» Recorded data
--- BEGIN ---
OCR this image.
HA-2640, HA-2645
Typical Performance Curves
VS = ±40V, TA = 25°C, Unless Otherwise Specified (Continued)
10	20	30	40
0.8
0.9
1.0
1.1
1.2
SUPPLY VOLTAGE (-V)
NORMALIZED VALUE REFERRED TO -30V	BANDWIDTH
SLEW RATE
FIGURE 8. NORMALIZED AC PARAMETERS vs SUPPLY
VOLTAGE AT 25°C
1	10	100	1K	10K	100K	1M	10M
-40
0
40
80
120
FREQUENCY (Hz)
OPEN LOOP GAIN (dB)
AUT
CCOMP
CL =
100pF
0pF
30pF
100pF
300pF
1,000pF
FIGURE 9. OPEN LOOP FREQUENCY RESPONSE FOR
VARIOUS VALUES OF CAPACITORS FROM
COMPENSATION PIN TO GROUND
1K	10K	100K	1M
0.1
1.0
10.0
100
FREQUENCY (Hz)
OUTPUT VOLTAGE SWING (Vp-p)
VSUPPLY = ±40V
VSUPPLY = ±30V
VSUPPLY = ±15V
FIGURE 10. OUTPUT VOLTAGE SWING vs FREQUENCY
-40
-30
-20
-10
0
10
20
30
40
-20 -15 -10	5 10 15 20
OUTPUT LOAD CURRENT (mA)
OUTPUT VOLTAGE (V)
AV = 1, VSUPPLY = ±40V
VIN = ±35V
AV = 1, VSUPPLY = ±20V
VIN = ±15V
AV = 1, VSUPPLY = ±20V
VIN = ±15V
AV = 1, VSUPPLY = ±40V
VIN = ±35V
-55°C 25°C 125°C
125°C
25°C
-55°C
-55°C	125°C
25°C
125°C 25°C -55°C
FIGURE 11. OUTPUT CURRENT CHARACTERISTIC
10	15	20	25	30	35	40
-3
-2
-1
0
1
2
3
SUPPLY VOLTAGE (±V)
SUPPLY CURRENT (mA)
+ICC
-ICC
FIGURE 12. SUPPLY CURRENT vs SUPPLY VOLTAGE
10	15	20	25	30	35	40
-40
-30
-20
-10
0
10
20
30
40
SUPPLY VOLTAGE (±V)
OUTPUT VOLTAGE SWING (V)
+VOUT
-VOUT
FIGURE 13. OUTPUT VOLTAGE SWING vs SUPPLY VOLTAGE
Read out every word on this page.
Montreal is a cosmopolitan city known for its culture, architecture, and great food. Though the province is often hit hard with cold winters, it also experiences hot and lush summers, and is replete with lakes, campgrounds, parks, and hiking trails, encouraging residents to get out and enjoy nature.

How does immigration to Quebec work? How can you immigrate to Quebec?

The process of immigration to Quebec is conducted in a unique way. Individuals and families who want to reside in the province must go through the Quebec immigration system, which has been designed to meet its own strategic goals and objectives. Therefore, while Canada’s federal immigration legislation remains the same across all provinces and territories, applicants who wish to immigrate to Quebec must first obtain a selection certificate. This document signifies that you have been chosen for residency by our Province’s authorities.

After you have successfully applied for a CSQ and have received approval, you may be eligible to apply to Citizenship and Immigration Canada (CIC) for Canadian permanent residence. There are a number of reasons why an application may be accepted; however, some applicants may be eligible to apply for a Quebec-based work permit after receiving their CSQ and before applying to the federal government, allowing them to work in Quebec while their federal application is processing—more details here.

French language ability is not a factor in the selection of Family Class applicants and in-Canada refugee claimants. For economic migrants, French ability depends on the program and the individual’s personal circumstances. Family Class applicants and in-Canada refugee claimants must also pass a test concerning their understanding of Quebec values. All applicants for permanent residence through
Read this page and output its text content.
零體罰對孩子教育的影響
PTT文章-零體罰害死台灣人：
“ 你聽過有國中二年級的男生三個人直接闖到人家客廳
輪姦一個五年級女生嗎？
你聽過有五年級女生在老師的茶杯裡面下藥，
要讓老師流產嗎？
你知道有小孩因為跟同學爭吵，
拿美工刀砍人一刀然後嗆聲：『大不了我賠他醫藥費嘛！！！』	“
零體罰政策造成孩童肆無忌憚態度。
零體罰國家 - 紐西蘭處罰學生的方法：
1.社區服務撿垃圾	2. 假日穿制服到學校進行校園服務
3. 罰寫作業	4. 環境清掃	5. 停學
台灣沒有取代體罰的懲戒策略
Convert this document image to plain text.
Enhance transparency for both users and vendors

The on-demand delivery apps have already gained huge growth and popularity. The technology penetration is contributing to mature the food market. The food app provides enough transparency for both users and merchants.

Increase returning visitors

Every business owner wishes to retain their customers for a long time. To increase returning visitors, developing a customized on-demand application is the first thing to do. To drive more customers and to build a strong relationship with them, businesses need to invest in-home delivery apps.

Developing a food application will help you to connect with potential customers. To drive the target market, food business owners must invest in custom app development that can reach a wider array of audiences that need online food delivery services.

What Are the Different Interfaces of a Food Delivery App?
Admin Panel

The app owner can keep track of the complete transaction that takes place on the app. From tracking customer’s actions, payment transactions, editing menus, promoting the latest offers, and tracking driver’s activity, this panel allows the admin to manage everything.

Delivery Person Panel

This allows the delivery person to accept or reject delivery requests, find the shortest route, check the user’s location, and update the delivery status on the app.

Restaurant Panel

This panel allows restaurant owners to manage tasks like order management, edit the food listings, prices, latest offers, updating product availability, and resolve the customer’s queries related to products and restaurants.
--- END ---
» What needs to be done
Quote the material exactly, leaving nothing out.

» Full response
OCR this image.
HA-2640, HA-2645
Typical Performance Curves
VS = ±40V, TA = 25°C, Unless Otherwise Specified (Continued)
10	20	30	40
0.8
0.9
1.0
1.1
1.2
SUPPLY VOLTAGE (-V)
NORMALIZED VALUE REFERRED TO -30V	BANDWIDTH
SLEW RATE
FIGURE 8. NORMALIZED AC PARAMETERS vs SUPPLY
VOLTAGE AT 25°C
1	10	100	1K	10K	100K	1M	10M
-40
0
40
80
120
FREQUENCY (Hz)
OPEN LOOP GAIN (dB)
AUT
CCOMP
CL =
100pF
0pF
30pF
100pF
300pF
1,000pF
FIGURE 9. OPEN LOOP FREQUENCY RESPONSE FOR
VARIOUS VALUES OF CAPACITORS FROM
COMPENSATION PIN TO GROUND
1K	10K	100K	1M
0.1
1.0
10.0
100
FREQUENCY (Hz)
OUTPUT VOLTAGE SWING (Vp-p)
VSUPPLY = ±40V
VSUPPLY = ±30V
VSUPPLY = ±15V
FIGURE 10. OUTPUT VOLTAGE SWING vs FREQUENCY
-40
-30
-20
-10
0
10
20
30
40
-20 -15 -10	5 10 15 20
OUTPUT LOAD CURRENT (mA)
OUTPUT VOLTAGE (V)
AV = 1, VSUPPLY = ±40V
VIN = ±35V
AV = 1, VSUPPLY = ±20V
VIN = ±15V
AV = 1, VSUPPLY = ±20V
VIN = ±15V
AV = 1, VSUPPLY = ±40V
VIN = ±35V
-55°C 25°C 125°C
125°C
25°C
-55°C
-55°C	125°C
25°C
125°C 25°C -55°C
FIGURE 11. OUTPUT CURRENT CHARACTERISTIC
10	15	20	25	30	35	40
-3
-2
-1
0
1
2
3
SUPPLY VOLTAGE (±V)
SUPPLY CURRENT (mA)
+ICC
-ICC
FIGURE 12. SUPPLY CURRENT vs SUPPLY VOLTAGE
10	15	20	25	30	35	40
-40
-30
-20
-10
0
10
20
30
40
SUPPLY VOLTAGE (±V)
OUTPUT VOLTAGE SWING (V)
+VOUT
-VOUT
FIGURE 13. OUTPUT VOLTAGE SWING vs SUPPLY VOLTAGE
Read out every word on this page.
Montreal is a cosmopolitan city known for its culture, architecture, and great food. Though the province is often hit hard with cold winters, it also experiences hot and lush summers, and is replete with lakes, campgrounds, parks, and hiking trails, encouraging residents to get out and enjoy nature.

How does immigration to Quebec work? How can you immigrate to Quebec?

The process of immigration to Quebec is conducted in a unique way. Individuals and families who want to reside in the province must go through the Quebec immigration system, which has been designed to meet its own strategic goals and objectives. Therefore, while Canada’s federal immigration legislation remains the same across all provinces and territories, applicants who wish to immigrate to Quebec must first obtain a selection certificate. This document signifies that you have been chosen for residency by our Province’s authorities.

After you have successfully applied for a CSQ and have received approval, you may be eligible to apply to Citizenship and Immigration Canada (CIC) for Canadian permanent residence. There are a number of reasons why an application may be accepted; however, some applicants may be eligible to apply for a Quebec-based work permit after receiving their CSQ and before applying to the federal government, allowing them to work in Quebec while their federal application is processing—more details here.

French language ability is not a factor in the selection of Family Class applicants and in-Canada refugee claimants. For economic migrants, French ability depends on the program and the individual’s personal circumstances. Family Class applicants and in-Canada refugee claimants must also pass a test concerning their understanding of Quebec values. All applicants for permanent residence through
Read this page and output its text content.
零體罰對孩子教育的影響
PTT文章-零體罰害死台灣人：
“ 你聽過有國中二年級的男生三個人直接闖到人家客廳
輪姦一個五年級女生嗎？
你聽過有五年級女生在老師的茶杯裡面下藥，
要讓老師流產嗎？
你知道有小孩因為跟同學爭吵，
拿美工刀砍人一刀然後嗆聲：『大不了我賠他醫藥費嘛！！！』	“
零體罰政策造成孩童肆無忌憚態度。
零體罰國家 - 紐西蘭處罰學生的方法：
1.社區服務撿垃圾	2. 假日穿制服到學校進行校園服務
3. 罰寫作業	4. 環境清掃	5. 停學
台灣沒有取代體罰的懲戒策略
Convert this document image to plain text.
Enhance transparency for both users and vendors

The on-demand delivery apps have already gained huge growth and popularity. The technology penetration is contributing to mature the food market. The food app provides enough transparency for both users and merchants.

Increase returning visitors

Every business owner wishes to retain their customers for a long time. To increase returning visitors, developing a customized on-demand application is the first thing to do. To drive more customers and to build a strong relationship with them, businesses need to invest in-home delivery apps.

Developing a food application will help you to connect with potential customers. To drive the target market, food business owners must invest in custom app development that can reach a wider array of audiences that need online food delivery services.

What Are the Different Interfaces of a Food Delivery App?
Admin Panel

The app owner can keep track of the complete transaction that takes place on the app. From tracking customer’s actions, payment transactions, editing menus, promoting the latest offers, and tracking driver’s activity, this panel allows the admin to manage everything.

Delivery Person Panel

This allows the delivery person to accept or reject delivery requests, find the shortest route, check the user’s location, and update the delivery status on the app.

Restaurant Panel

This panel allows restaurant owners to manage tasks like order management, edit the food listings, prices, latest offers, updating product availability, and resolve the customer’s queries related to products and restaurants.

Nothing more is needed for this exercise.